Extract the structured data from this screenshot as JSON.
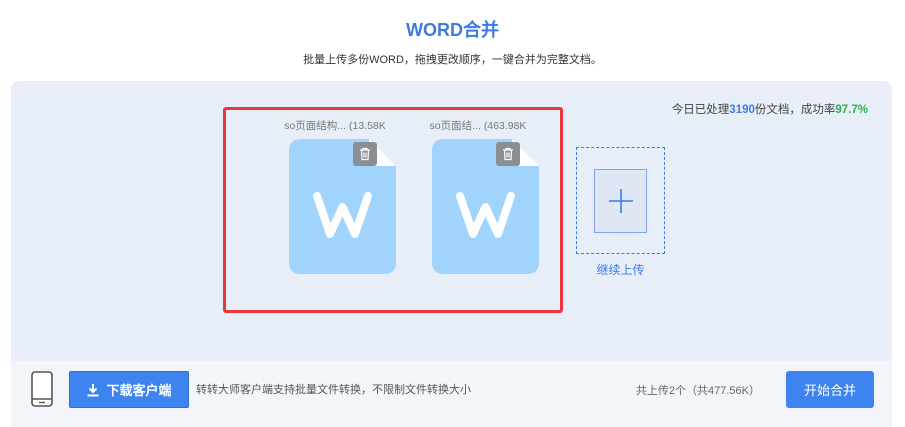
{
  "header": {
    "title": "WORD合并",
    "subtitle": "批量上传多份WORD，拖拽更改顺序，一键合并为完整文档。"
  },
  "stats": {
    "prefix": "今日已处理",
    "count": "3190",
    "middle": "份文档，成功率",
    "rate": "97.7%"
  },
  "files": [
    {
      "name": "so页面结构...",
      "size": "(13.58K",
      "icon": "word-doc-icon"
    },
    {
      "name": "so页面结...",
      "size": "(463.98K",
      "icon": "word-doc-icon"
    }
  ],
  "upload": {
    "label": "继续上传",
    "icon": "plus-icon"
  },
  "footer": {
    "download_label": "下载客户端",
    "download_tip": "转转大师客户端支持批量文件转换，不限制文件转换大小",
    "count_text": "共上传2个（共477.56K）",
    "start_label": "开始合并"
  },
  "colors": {
    "accent": "#3d7ae8",
    "success": "#2bb24c",
    "doc": "#a0d4fc",
    "highlight": "#e8363b"
  }
}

Exercise details:
Please write out all the data again word for word, but not the pictures.

Solution:
Extract the structured data from this screenshot as JSON.
{
  "header": {
    "title": "WORD合并",
    "subtitle": "批量上传多份WORD，拖拽更改顺序，一键合并为完整文档。"
  },
  "stats": {
    "prefix": "今日已处理",
    "count": "3190",
    "middle": "份文档，成功率",
    "rate": "97.7%"
  },
  "files": [
    {
      "name": "so页面结构...",
      "size": "(13.58K",
      "icon": "word-doc-icon"
    },
    {
      "name": "so页面结...",
      "size": "(463.98K",
      "icon": "word-doc-icon"
    }
  ],
  "upload": {
    "label": "继续上传",
    "icon": "plus-icon"
  },
  "footer": {
    "download_label": "下载客户端",
    "download_tip": "转转大师客户端支持批量文件转换，不限制文件转换大小",
    "count_text": "共上传2个（共477.56K）",
    "start_label": "开始合并"
  },
  "colors": {
    "accent": "#3d7ae8",
    "success": "#2bb24c",
    "doc": "#a0d4fc",
    "highlight": "#e8363b"
  }
}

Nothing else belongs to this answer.